The EU-funded EuroHeart (European Heart Health Strategy) II Project came to an end on February 28th after three years of research into current cardiovascular disease (CVD) trends and analysis of EU-wide CVD prevention policies. Developed and implemented by the European Heart Network (EHN) together with 29 partner organisations from 17 countries, including academia, research centres, NGOs and health professionals – namely the European Society of Cardiology (ESC) – the project identified best practices and policy initiatives for the promotion of cardiovascular health in Europe.
Following up on its predecessor, EuroHeart I (2003 – 2008), EuroHeart II demonstrated the continuing high burden of CVD, which remains the N°1 killer in Europe. Indeed, the 2012 European Cardiovascular Disease Statistics, elaborated by Oxford University within the project, indicate that 1.9 million people die from CVD in the EU yearly and 4 million in Europe overall. The statistics also reveal an increase in the overall financial burden of CVD, estimated to cost the EU economy over €196 billion annually.
The project reveals that Europe is facing a leveling out of previously decreasing mortality rates in certain population groups in several EU countries. Combined with increases in obesity and diabetes and plateauing of decreases in blood pressure and blood cholesterol, this confirms the imperative for policymakers to act now in order to avoid that the decline in CVD mortality observed over many years is reversed.
But the project also sheds light on the tremendous scope for reducing CVD. According to EuroHeart II, reductions in cardiovascular risk factors at population level, such as dietary salt, saturated fat and tobacco could reduce coronary heart disease (CHD) mortality substantially by up to one third in each country. Yet, adoption, implementation and evaluation of effective policies remain patchy and variable.
A European conference, followed by three regional conferences were organised in Germany, Italy and Slovakia to inform a wider stakeholder base of the evidence on food, nutrition and physical activity and their impact on CVD and the policies needed to change current patterns. These were followed by seven national meetings where policy recommendations were reviewed by representatives of health organisations, nutritionists, physical activity experts, representatives from national ministries, etc. Patients were equally involved through capacity-building seminars.

*-*-*

EXERCISE DESCRIPTION » Please quote the part of the text about the EuroHeart II project starting with "The EU-funded EuroHeart" and going on through "health in Europe.". The material that comes next is separate from the text about the EuroHeart II project.

Records taken from a collection
*-*-*

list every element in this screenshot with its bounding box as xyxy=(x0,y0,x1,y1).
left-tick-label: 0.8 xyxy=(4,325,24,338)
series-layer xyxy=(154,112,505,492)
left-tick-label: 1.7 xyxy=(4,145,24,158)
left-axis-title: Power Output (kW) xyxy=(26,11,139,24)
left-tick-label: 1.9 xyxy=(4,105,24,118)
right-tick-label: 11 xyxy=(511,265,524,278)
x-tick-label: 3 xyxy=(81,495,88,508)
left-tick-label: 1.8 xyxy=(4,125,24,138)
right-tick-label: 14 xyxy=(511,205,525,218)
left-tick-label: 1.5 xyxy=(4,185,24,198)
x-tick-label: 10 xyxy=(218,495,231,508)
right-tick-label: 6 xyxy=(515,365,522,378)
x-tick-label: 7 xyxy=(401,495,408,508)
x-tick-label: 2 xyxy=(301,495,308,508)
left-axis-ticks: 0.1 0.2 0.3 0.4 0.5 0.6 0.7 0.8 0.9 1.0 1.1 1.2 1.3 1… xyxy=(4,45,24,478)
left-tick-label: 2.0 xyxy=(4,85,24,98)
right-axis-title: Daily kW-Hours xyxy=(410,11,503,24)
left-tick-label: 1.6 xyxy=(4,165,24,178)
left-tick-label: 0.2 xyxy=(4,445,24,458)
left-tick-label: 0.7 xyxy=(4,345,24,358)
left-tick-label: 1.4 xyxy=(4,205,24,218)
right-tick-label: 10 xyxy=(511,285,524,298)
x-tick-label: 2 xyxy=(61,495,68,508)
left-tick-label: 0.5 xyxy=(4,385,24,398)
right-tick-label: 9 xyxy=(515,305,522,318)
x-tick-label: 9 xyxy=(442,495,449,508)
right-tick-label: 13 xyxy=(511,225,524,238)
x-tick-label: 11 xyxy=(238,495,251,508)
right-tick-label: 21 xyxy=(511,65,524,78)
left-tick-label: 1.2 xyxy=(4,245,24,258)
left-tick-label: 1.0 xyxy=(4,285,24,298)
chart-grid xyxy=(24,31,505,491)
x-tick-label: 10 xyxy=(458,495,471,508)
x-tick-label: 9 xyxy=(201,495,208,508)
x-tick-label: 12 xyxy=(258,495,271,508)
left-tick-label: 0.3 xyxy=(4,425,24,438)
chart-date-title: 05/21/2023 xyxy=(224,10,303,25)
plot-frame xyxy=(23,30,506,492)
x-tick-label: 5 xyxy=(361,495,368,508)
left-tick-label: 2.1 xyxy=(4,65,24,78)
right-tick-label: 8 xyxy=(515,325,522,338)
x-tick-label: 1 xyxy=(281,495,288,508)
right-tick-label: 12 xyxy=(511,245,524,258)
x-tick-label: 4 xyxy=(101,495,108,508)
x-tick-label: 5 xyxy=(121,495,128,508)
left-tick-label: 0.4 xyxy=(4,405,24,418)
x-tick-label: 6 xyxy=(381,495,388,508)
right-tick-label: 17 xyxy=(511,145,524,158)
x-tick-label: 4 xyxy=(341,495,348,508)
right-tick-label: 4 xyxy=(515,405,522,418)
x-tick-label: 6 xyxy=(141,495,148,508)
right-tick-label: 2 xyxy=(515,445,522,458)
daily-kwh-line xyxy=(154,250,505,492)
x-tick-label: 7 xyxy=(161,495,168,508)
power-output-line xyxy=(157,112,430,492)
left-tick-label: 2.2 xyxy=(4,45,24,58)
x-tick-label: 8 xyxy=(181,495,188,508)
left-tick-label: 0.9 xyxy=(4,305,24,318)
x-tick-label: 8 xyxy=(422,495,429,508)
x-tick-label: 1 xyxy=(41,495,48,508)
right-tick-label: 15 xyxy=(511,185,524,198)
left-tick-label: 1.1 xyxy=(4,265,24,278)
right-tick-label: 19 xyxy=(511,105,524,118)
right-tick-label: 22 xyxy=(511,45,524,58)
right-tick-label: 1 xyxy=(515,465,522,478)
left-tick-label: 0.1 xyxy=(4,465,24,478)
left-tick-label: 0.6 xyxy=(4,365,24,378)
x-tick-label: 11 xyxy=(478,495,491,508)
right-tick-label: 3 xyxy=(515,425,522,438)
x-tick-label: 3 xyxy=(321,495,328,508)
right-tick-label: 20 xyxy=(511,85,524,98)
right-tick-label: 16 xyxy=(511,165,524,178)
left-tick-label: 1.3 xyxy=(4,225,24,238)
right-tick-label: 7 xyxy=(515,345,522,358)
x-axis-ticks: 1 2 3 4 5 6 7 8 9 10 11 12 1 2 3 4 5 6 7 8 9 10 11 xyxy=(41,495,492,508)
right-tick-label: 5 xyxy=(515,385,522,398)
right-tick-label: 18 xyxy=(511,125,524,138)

*-*-*

TASK RESULT »
The EU-funded EuroHeart (European Heart Health Strategy) II Project came to an end on February 28th after three years of research into current cardiovascular disease (CVD) trends and analysis of EU-wide CVD prevention policies. Developed and implemented by the European Heart Network (EHN) together with 29 partner organisations from 17 countries, including academia, research centres, NGOs and health professionals – namely the European Society of Cardiology (ESC) – the project identified best practices and policy initiatives for the promotion of cardiovascular health in Europe.